• _Çıkarılan metin_
##########

AKP'den CHP Genel Başkanı Özgür Özel'in CHP'nin 21’inci Olağanüstü Kurultayında yaptığı "Tayyip Erdoğan halkın desteğini arkasına alan bir Cumhurbaşkanı değil, halkın desteğini alanları, kendine rakip olabilecekleri hedef alan bir cunta başkanına dönüşmüştür" açıklamasına yanıt geldi.

AKP Sözcüsü Ömer Çelik, "Siyasi tarihimizde on yıllar boyunca cunta yönetimlerinin siyasi destekçisi her zaman CHP olmuştur" derken, AKP Genel Başkan Yardımcısı Hayati Yazıcı da "Cumhurbaşkanı’na ve seçilmiş hükümete yönelik bu hadsizlik, demokrasiyi, millet iradesini hiçe sayan ‘sorunlu’ bir zihniyetin tezahürüdür" ifadelerini kullandı.

AKP Sözcüsü Ömer Çelik sosyal medya hesabından şu paylaşımı yaptı:

"CHP Genel Başkanı Özgür Özel, Cumhurbaşkanımıza ve hükümetimize dönük olarak “cunta yönetimi” ifadesini kullanmış. Siyasi tarihimizde on yıllar boyunca cunta yönetimlerinin siyasi destekçisi her zaman CHP olmuştur. Demokratik siyasi sözlükte “CUNTA EŞİTTİR CHP” yazar.

Özgür Özel siyasi tarih bilmediği gibi siyasi cümle kurmayı da bilmiyor. Girdiği her seçimi millet iradesiyle kazanmış Cumhurbaşkanımıza karşı bu ifadeleri kullanmak kötü niyetli bir siyasi cehaletten başka bir şey değildir. Tipik bir CHP geleneğidir; demokratik yollarla seçilmiş iradeye cunta derler, karanlık cunta yönetimlerine ise demokrasi diye bakarlar. Cumhurbaşkanımızın büyük siyasi mücadelesi ile demokrasimiz üzerindeki bütün gizli ve açık cuntalar etkisiz hale gelmiştir. Cunta destekçisi CHP geleneği ise bu kurultayda da “Yassıada zihniyetine biat” etmiştir."

##########

• _Öğeler_
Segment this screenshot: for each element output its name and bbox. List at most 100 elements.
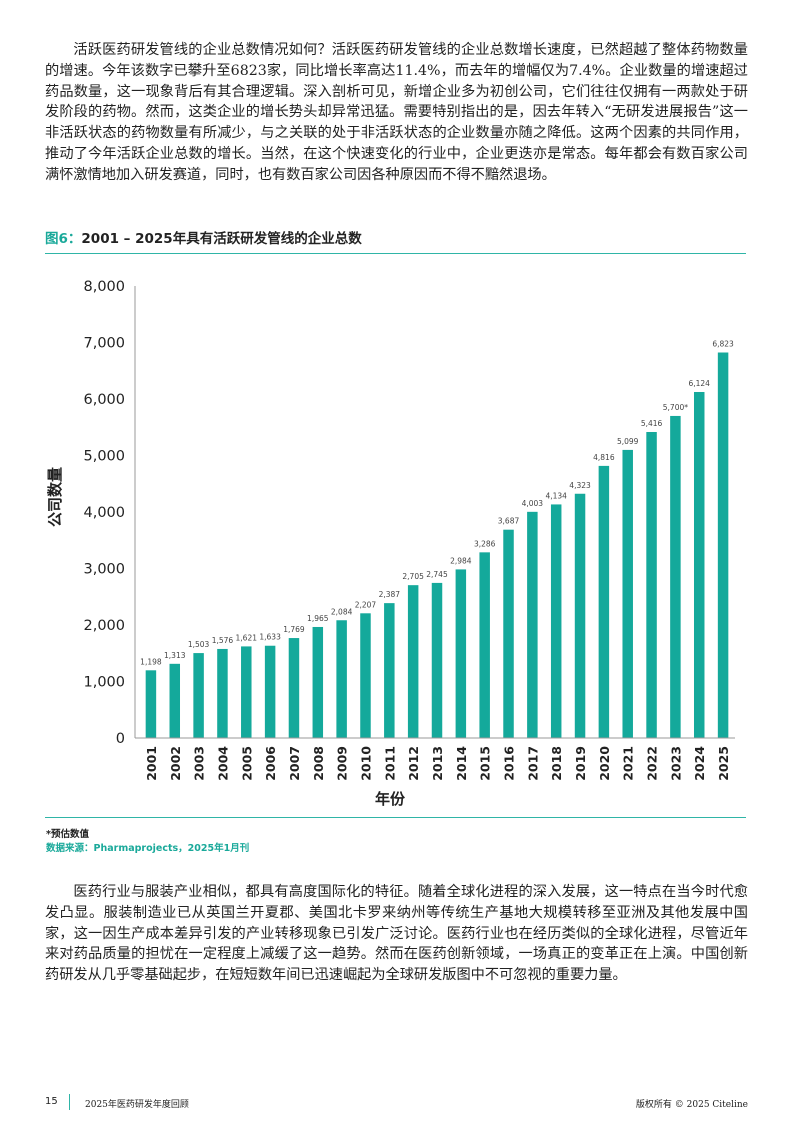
bar: [527, 511, 538, 738]
data-label: 6,124: [688, 379, 710, 388]
bar: [574, 493, 586, 738]
data-label: 4,003: [522, 499, 544, 508]
bar: [717, 352, 729, 738]
data-label: 1,633: [259, 633, 281, 642]
y-tick-label: 5,000: [83, 449, 125, 465]
data-label: 5,700*: [663, 403, 688, 412]
x-tick-label: 2018: [549, 746, 564, 781]
y-tick-label: 3,000: [83, 562, 125, 578]
y-axis-title: 公司数量: [46, 467, 64, 527]
data-label: 6,823: [712, 340, 734, 349]
data-label: 5,416: [641, 419, 663, 428]
y-tick-label: 7,000: [83, 336, 125, 352]
x-tick-label: 2002: [168, 746, 183, 781]
x-tick-label: 2020: [597, 746, 612, 781]
figure-bottom-rule: [45, 817, 746, 818]
y-tick-label: 8,000: [83, 279, 125, 295]
data-source: 数据来源：Pharmaprojects，2025年1月刊: [46, 843, 250, 854]
bar: [431, 582, 443, 738]
data-label: 1,198: [140, 657, 162, 666]
bar: [550, 504, 562, 738]
intro-paragraph: 活跃医药研发管线的企业总数情况如何？活跃医药研发管线的企业总数增长速度，已然超越…: [45, 42, 748, 183]
x-tick-label: 2001: [144, 746, 159, 781]
x-tick-label: 2012: [406, 746, 421, 781]
bar: [217, 648, 228, 738]
data-label: 1,965: [307, 614, 329, 623]
bar: [312, 626, 324, 738]
bar: [193, 653, 204, 738]
footer-doc-title: 2025年医药研发年度回顾: [85, 1100, 189, 1110]
bar: [622, 449, 633, 738]
x-tick-label: 2009: [335, 746, 350, 781]
estimate-note: *预估数值: [46, 829, 89, 840]
footer-divider: [69, 1094, 70, 1110]
bar: [145, 670, 157, 738]
data-label: 3,687: [498, 517, 520, 526]
bar: [503, 529, 514, 738]
bar: [646, 431, 657, 738]
bar: [336, 620, 347, 738]
x-tick-label: 2006: [263, 746, 278, 781]
x-tick-label: 2013: [430, 746, 445, 781]
data-label: 1,313: [164, 651, 186, 660]
x-tick-label: 2025: [716, 746, 731, 781]
x-tick-label: 2005: [239, 746, 254, 781]
x-tick-label: 2010: [358, 746, 373, 781]
figure-title: 图6：2001 – 2025年具有活跃研发管线的企业总数: [45, 227, 362, 247]
x-tick-label: 2019: [573, 746, 588, 781]
bar: [455, 569, 467, 738]
data-label: 1,769: [283, 625, 305, 634]
x-tick-label: 2003: [192, 746, 207, 781]
x-tick-label: 2004: [215, 746, 230, 781]
x-tick-label: 2022: [645, 746, 660, 781]
x-tick-label: 2016: [502, 746, 517, 781]
data-label: 5,099: [617, 437, 639, 446]
figure-label: 图6：: [45, 231, 82, 247]
data-label: 1,503: [188, 640, 210, 649]
outro-paragraph: 医药行业与服装产业相似，都具有高度国际化的特征。随着全球化进程的深入发展，这一特…: [45, 884, 748, 984]
data-label: 4,816: [593, 453, 615, 462]
bar: [264, 645, 276, 738]
page-number: 15: [45, 1096, 58, 1107]
data-label: 3,286: [474, 539, 496, 548]
x-tick-label: 2007: [287, 746, 302, 781]
bar: [288, 638, 300, 738]
bar: [241, 646, 252, 738]
data-label: 2,207: [355, 600, 377, 609]
footer-copyright: 版权所有 © 2025 Citeline: [635, 1100, 748, 1110]
data-label: 2,705: [402, 572, 424, 581]
bar-chart: 0 1,000 2,000 3,000 4,000 5,000 6,000 7,000 8,00…: [46, 279, 735, 808]
figure-title-text: 2001 – 2025年具有活跃研发管线的企业总数: [81, 231, 362, 247]
x-tick-label: 2008: [311, 746, 326, 781]
bar: [479, 552, 490, 738]
bar: [407, 585, 419, 738]
y-tick-label: 6,000: [83, 392, 125, 408]
x-axis-title: 年份: [375, 790, 406, 808]
x-tick-label: 2015: [478, 746, 493, 781]
data-label: 2,387: [379, 590, 401, 599]
data-label: 1,621: [236, 633, 258, 642]
y-tick-label: 4,000: [83, 505, 125, 521]
bar: [360, 613, 371, 738]
x-tick-label: 2021: [621, 746, 636, 781]
bar: [169, 663, 181, 738]
bar: [598, 465, 610, 738]
data-label: 2,984: [450, 556, 472, 565]
x-tick-label: 2017: [525, 746, 540, 781]
bar: [670, 415, 681, 738]
data-label: 4,323: [569, 481, 591, 490]
y-tick-label: 2,000: [83, 618, 125, 634]
y-tick-label: 1,000: [83, 675, 125, 691]
bar: [384, 603, 395, 738]
data-label: 1,576: [212, 636, 234, 645]
data-label: 2,084: [331, 607, 353, 616]
x-tick-label: 2014: [454, 746, 469, 781]
figure-top-rule: [45, 253, 746, 254]
page-footer: 15 2025年医药研发年度回顾 版权所有 © 2025 Citeline: [45, 1094, 748, 1112]
y-tick-label: 0: [116, 731, 125, 747]
bar: [693, 391, 705, 738]
data-label: 4,134: [545, 491, 567, 500]
x-tick-label: 2024: [692, 746, 707, 781]
x-tick-label: 2011: [382, 746, 397, 781]
data-label: 2,745: [426, 570, 448, 579]
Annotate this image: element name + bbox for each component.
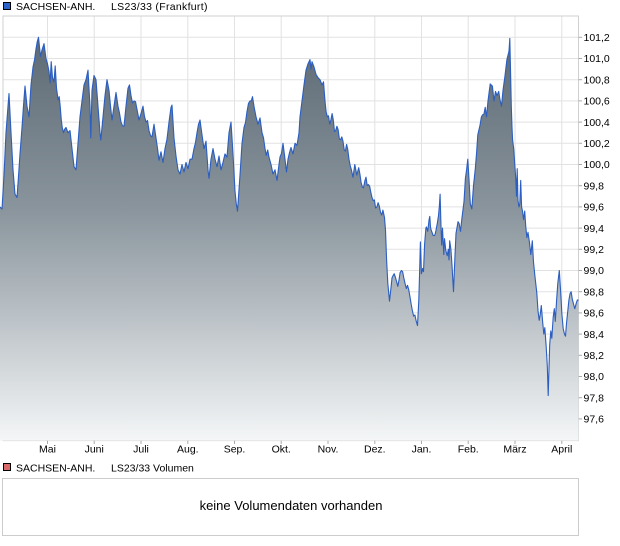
svg-text:100,6: 100,6 <box>584 96 610 108</box>
svg-text:98,0: 98,0 <box>584 371 605 383</box>
svg-text:März: März <box>503 444 526 456</box>
svg-text:101,2: 101,2 <box>584 32 610 44</box>
svg-text:SACHSEN-ANH.: SACHSEN-ANH. <box>16 1 95 13</box>
svg-text:Feb.: Feb. <box>458 444 479 456</box>
svg-text:Sep.: Sep. <box>224 444 246 456</box>
svg-text:98,4: 98,4 <box>584 329 605 341</box>
svg-text:99,0: 99,0 <box>584 265 605 277</box>
svg-text:98,8: 98,8 <box>584 286 605 298</box>
svg-text:100,4: 100,4 <box>584 117 610 129</box>
svg-text:100,0: 100,0 <box>584 159 610 171</box>
svg-text:101,0: 101,0 <box>584 53 610 65</box>
svg-text:97,6: 97,6 <box>584 414 605 426</box>
svg-text:LS23/33 Volumen: LS23/33 Volumen <box>111 463 194 475</box>
svg-text:Okt.: Okt. <box>272 444 291 456</box>
svg-text:99,4: 99,4 <box>584 223 605 235</box>
svg-text:100,8: 100,8 <box>584 74 610 86</box>
svg-text:98,2: 98,2 <box>584 350 605 362</box>
svg-text:99,8: 99,8 <box>584 180 605 192</box>
svg-text:Nov.: Nov. <box>318 444 339 456</box>
svg-text:Mai: Mai <box>39 444 56 456</box>
svg-text:SACHSEN-ANH.: SACHSEN-ANH. <box>16 463 95 475</box>
svg-text:Dez.: Dez. <box>364 444 386 456</box>
svg-text:Juli: Juli <box>133 444 149 456</box>
svg-text:LS23/33 (Frankfurt): LS23/33 (Frankfurt) <box>111 1 208 13</box>
svg-text:97,8: 97,8 <box>584 392 605 404</box>
svg-text:99,6: 99,6 <box>584 202 605 214</box>
svg-text:April: April <box>551 444 572 456</box>
svg-text:Jan.: Jan. <box>412 444 432 456</box>
svg-text:Juni: Juni <box>85 444 104 456</box>
svg-text:Aug.: Aug. <box>177 444 199 456</box>
svg-text:keine Volumendaten vorhanden: keine Volumendaten vorhanden <box>200 498 383 513</box>
svg-text:98,6: 98,6 <box>584 308 605 320</box>
svg-text:99,2: 99,2 <box>584 244 605 256</box>
svg-text:100,2: 100,2 <box>584 138 610 150</box>
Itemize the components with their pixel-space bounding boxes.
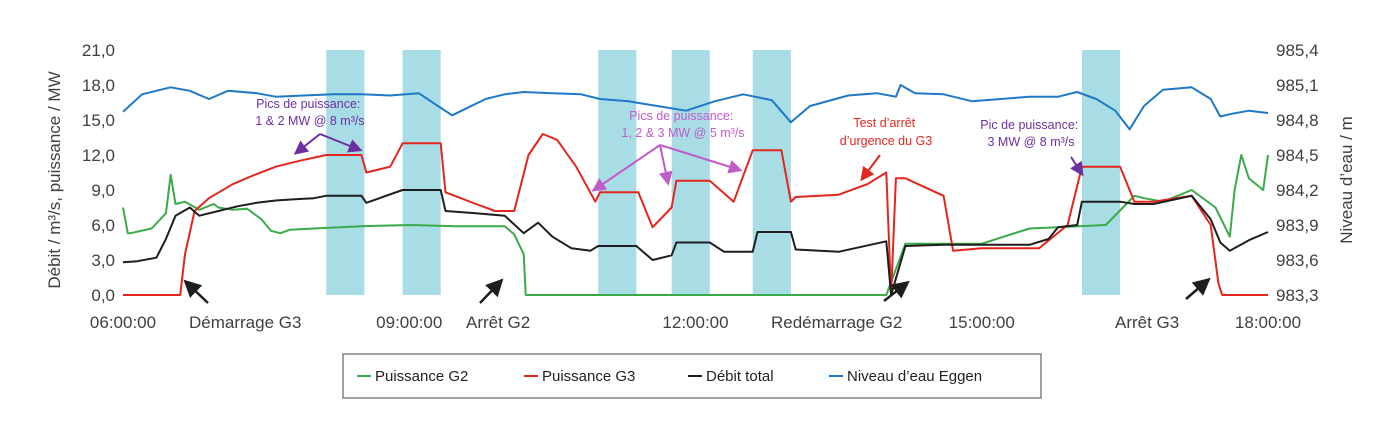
arrow-redemarrage-g2 xyxy=(883,280,910,302)
y-right-tick-label: 984,5 xyxy=(1276,146,1319,165)
y-right-tick-label: 984,8 xyxy=(1276,111,1319,130)
series-line-puissance-g2 xyxy=(122,154,1269,296)
arrow-pics-2 xyxy=(319,133,363,153)
highlight-band-1 xyxy=(326,50,365,295)
y-right-axis-title: Niveau d’eau / m xyxy=(1337,116,1356,244)
series-lines xyxy=(122,84,1269,296)
y-right-tick-label: 983,3 xyxy=(1276,286,1319,305)
event-demarrage-g3: Démarrage G3 xyxy=(189,313,301,332)
y-right-tick-label: 984,2 xyxy=(1276,181,1319,200)
annotation-pics-1-2: Pics de puissance: 1 & 2 MW @ 8 m³/s xyxy=(255,97,364,128)
annotations: Pics de puissance: 1 & 2 MW @ 8 m³/s Pic… xyxy=(255,97,1081,149)
y-left-tick-label: 21,0 xyxy=(82,41,115,60)
x-tick-label: 09:00:00 xyxy=(376,313,442,332)
y-left-tick-label: 15,0 xyxy=(82,111,115,130)
arrow-pics-a xyxy=(591,144,661,192)
y-left-axis-title: Débit / m³/s, puissance / MW xyxy=(45,71,64,288)
y-right-tick-label: 985,4 xyxy=(1276,41,1319,60)
arrow-pic-3 xyxy=(1070,156,1084,177)
highlight-band-6 xyxy=(1081,50,1121,295)
series-line-d-bit-total xyxy=(122,189,1269,296)
arrow-demarrage-g3 xyxy=(183,279,209,304)
event-arret-g2: Arrêt G2 xyxy=(466,313,530,332)
highlight-bands xyxy=(326,50,1121,295)
y-left-tick-label: 0,0 xyxy=(91,286,115,305)
event-redemarrage-g2: Redémarrage G2 xyxy=(771,313,902,332)
x-tick-label: 18:00:00 xyxy=(1235,313,1301,332)
series-line-niveau-d-eau-eggen xyxy=(122,84,1269,131)
y-right-tick-label: 983,6 xyxy=(1276,251,1319,270)
annotation-arrows xyxy=(183,133,1211,304)
axes: 0,03,06,09,012,015,018,021,0 983,3983,69… xyxy=(45,41,1356,332)
arrow-pics-b xyxy=(658,144,673,186)
legend-item-label: Niveau d’eau Eggen xyxy=(847,368,982,385)
y-left-tick-label: 3,0 xyxy=(91,251,115,270)
y-right-ticks: 983,3 983,6 983,9 984,2 984,5 984,8 985,1 985,4 xyxy=(1276,41,1319,305)
event-arret-g3: Arrêt G3 xyxy=(1115,313,1179,332)
legend-item-label: Puissance G3 xyxy=(542,368,635,385)
legend-item-label: Puissance G2 xyxy=(375,368,468,385)
y-left-tick-label: 6,0 xyxy=(91,216,115,235)
y-right-tick-label: 983,9 xyxy=(1276,216,1319,235)
series-line-puissance-g3 xyxy=(123,133,1268,296)
legend-item-label: Débit total xyxy=(706,368,774,385)
legend: Puissance G2 Puissance G3 Débit total Nivea… xyxy=(342,353,1042,399)
y-left-tick-label: 18,0 xyxy=(82,76,115,95)
arrow-arret-g3 xyxy=(1185,277,1211,300)
annotation-test-arret: Test d’arrêt d’urgence du G3 xyxy=(840,116,932,148)
arrow-test-arret xyxy=(860,154,881,182)
event-labels: Démarrage G3 Arrêt G2 Redémarrage G2 Arr… xyxy=(189,313,1179,332)
y-left-tick-label: 12,0 xyxy=(82,146,115,165)
highlight-band-3 xyxy=(598,50,637,295)
y-right-tick-label: 985,1 xyxy=(1276,76,1319,95)
y-left-ticks: 0,0 3,0 6,0 9,0 12,0 15,0 18,0 21,0 xyxy=(82,41,115,305)
x-tick-label: 06:00:00 xyxy=(90,313,156,332)
highlight-band-2 xyxy=(402,50,441,295)
x-tick-label: 15:00:00 xyxy=(949,313,1015,332)
y-left-tick-label: 9,0 xyxy=(91,181,115,200)
highlight-band-4 xyxy=(671,50,710,295)
x-tick-label: 12:00:00 xyxy=(662,313,728,332)
arrow-pics-c xyxy=(659,144,743,174)
x-ticks: 06:00:00 09:00:00 12:00:00 15:00:00 18:00:00 xyxy=(90,313,1301,332)
arrow-pics-1 xyxy=(293,133,321,155)
annotation-pics-1-2-3: Pics de puissance: 1, 2 & 3 MW @ 5 m³/s xyxy=(621,109,744,140)
arrow-arret-g2 xyxy=(479,278,504,304)
annotation-pic-3: Pic de puissance: 3 MW @ 8 m³/s xyxy=(980,118,1081,149)
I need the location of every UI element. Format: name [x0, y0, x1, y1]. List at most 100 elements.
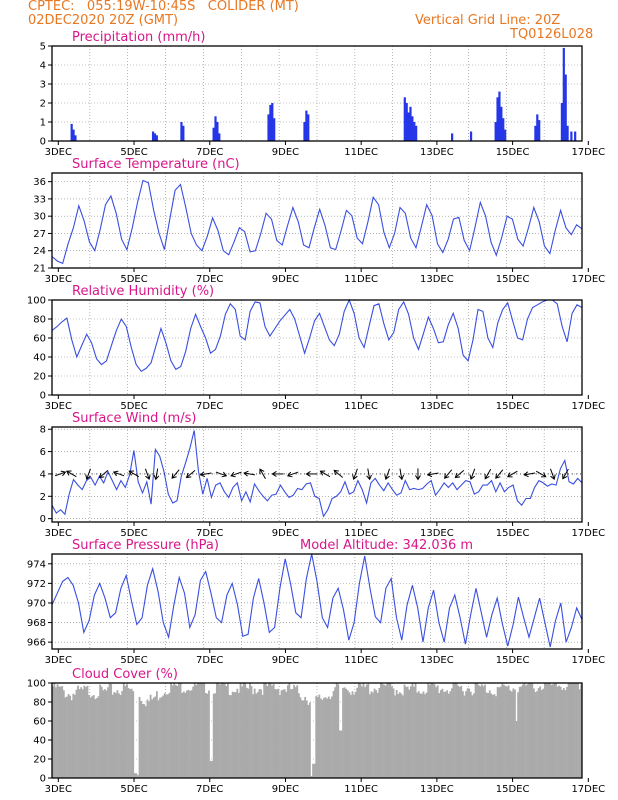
- precip-bar: [413, 122, 416, 141]
- cloud-bar: [241, 686, 243, 778]
- cloud-bar: [346, 690, 349, 778]
- cloud-bar: [103, 689, 106, 778]
- x-tick-label: 9DEC: [272, 147, 299, 158]
- cloud-bar: [69, 695, 72, 778]
- cloud-bar: [61, 686, 64, 778]
- cloud-bar: [496, 686, 499, 778]
- series-line: [51, 298, 583, 373]
- cloud-bar: [528, 683, 531, 778]
- precip-bar: [271, 103, 274, 141]
- precip-bar: [307, 114, 310, 141]
- cloud-bar: [64, 697, 67, 778]
- cloud-bar: [562, 688, 565, 778]
- x-tick-label: 9DEC: [272, 528, 299, 539]
- cloud-bar: [124, 685, 127, 778]
- cloud-bar: [523, 683, 526, 778]
- cloud-bar: [62, 690, 65, 778]
- wind-arrow: [444, 469, 453, 479]
- x-tick-label: 5DEC: [120, 784, 147, 795]
- wind-arrow-head: [145, 474, 151, 480]
- cloud-bar: [318, 694, 321, 778]
- cloud-bar: [473, 693, 475, 778]
- wind-arrow: [470, 468, 476, 480]
- cloud-bar: [373, 688, 376, 778]
- cloud-bar: [97, 696, 100, 778]
- cloud-bar: [438, 693, 441, 778]
- cloud-bar: [59, 686, 62, 778]
- cloud-bar: [214, 693, 217, 778]
- cloud-bar: [484, 684, 486, 778]
- cloud-bar: [143, 704, 146, 778]
- x-tick-label: 3DEC: [45, 147, 72, 158]
- precip-bar: [562, 47, 565, 141]
- cloud-bar: [493, 694, 496, 778]
- panel-title: Surface Wind (m/s): [72, 411, 196, 426]
- x-tick-label: 5DEC: [120, 274, 147, 285]
- cloud-bar: [113, 692, 116, 778]
- cloud-bar: [244, 683, 247, 778]
- wind-arrow-head: [199, 471, 206, 478]
- cloud-bar: [491, 694, 494, 778]
- cloud-bar: [321, 699, 324, 778]
- cloud-bar: [477, 685, 480, 778]
- y-tick-label: 100: [27, 679, 46, 690]
- cloud-bar: [381, 683, 384, 778]
- cloud-bar: [556, 686, 559, 778]
- wind-arrow-head: [153, 474, 160, 481]
- x-tick-label: 15DEC: [496, 655, 530, 666]
- cloud-bar: [293, 684, 296, 778]
- panel-4: Surface Wind (m/s) 0 2 4 6 8 3DEC 5DEC 7DEC 9DEC 1…: [40, 411, 606, 539]
- wind-arrow: [243, 472, 255, 476]
- cloud-bar: [379, 683, 382, 778]
- x-tick-label: 15DEC: [496, 147, 530, 158]
- wind-arrow-head: [333, 469, 339, 476]
- cloud-bar: [578, 689, 581, 778]
- precip-bar: [407, 112, 410, 141]
- cloud-bar: [315, 696, 318, 778]
- precip-bar: [74, 135, 77, 141]
- cloud-bar: [111, 694, 114, 778]
- x-tick-label: 13DEC: [420, 784, 454, 795]
- cloud-bar: [256, 692, 259, 778]
- cloud-bar: [299, 697, 302, 778]
- wind-arrow-head: [65, 470, 72, 476]
- cloud-bar: [266, 685, 269, 778]
- wind-arrow-head: [484, 473, 490, 480]
- cloud-bar: [231, 691, 234, 778]
- cloud-bar: [312, 763, 314, 778]
- precip-bar: [570, 131, 573, 141]
- cloud-bar: [294, 687, 297, 778]
- wind-arrow-head: [469, 474, 475, 480]
- cloud-bar: [160, 697, 163, 778]
- cloud-bar: [178, 683, 180, 778]
- panel-title: Relative Humidity (%): [72, 284, 214, 299]
- x-tick-label: 9DEC: [272, 655, 299, 666]
- cloud-bar: [310, 776, 313, 778]
- cloud-bar: [285, 691, 288, 778]
- y-tick-label: 972: [27, 579, 46, 590]
- cloud-bar: [83, 685, 86, 778]
- x-tick-label: 7DEC: [196, 147, 223, 158]
- cloud-bar: [72, 693, 75, 778]
- cloud-bar: [499, 686, 502, 778]
- cloud-bar: [463, 695, 466, 778]
- cloud-bar: [187, 689, 190, 778]
- cloud-bar: [340, 730, 343, 778]
- cloud-bar: [335, 683, 338, 778]
- precip-bar: [182, 125, 185, 141]
- precip-bar: [153, 133, 157, 141]
- precip-bar: [534, 125, 537, 141]
- cloud-bar: [141, 703, 144, 778]
- wind-arrow-head: [352, 474, 358, 480]
- cloud-bar: [291, 688, 294, 778]
- header-line2-right: Vertical Grid Line: 20Z: [415, 13, 561, 28]
- cloud-bar: [151, 699, 154, 778]
- cloud-bar: [203, 683, 206, 778]
- wind-arrow-head: [221, 471, 228, 478]
- cloud-bar: [542, 688, 545, 778]
- x-tick-label: 5DEC: [120, 528, 147, 539]
- wind-arrow-head: [230, 471, 236, 478]
- y-tick-label: 4: [40, 469, 46, 480]
- cloud-bar: [364, 687, 367, 778]
- cloud-bar: [108, 683, 111, 778]
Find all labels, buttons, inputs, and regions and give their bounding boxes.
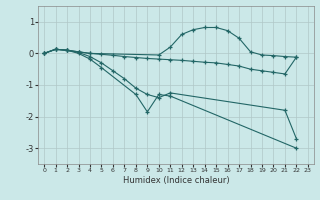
X-axis label: Humidex (Indice chaleur): Humidex (Indice chaleur) [123,176,229,185]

##########

• _Alıştırma_
Haber metnine göre şu soruları yanıtlayın:
(a) Özgür Özel açıklamasını hangi kurultayda yaptı?
(b) Hayati Yazıcı'nın AKP'deki görevi nedir?
(c) Ömer Çelik paylaşımını nereden yaptı?

• _Sonuç_
(a) CHP'nin 21'inci Olağanüstü Kurultayında.
(b) AKP Genel Başkan Yardımcısıdır.
(c) Sosyal medya hesabından.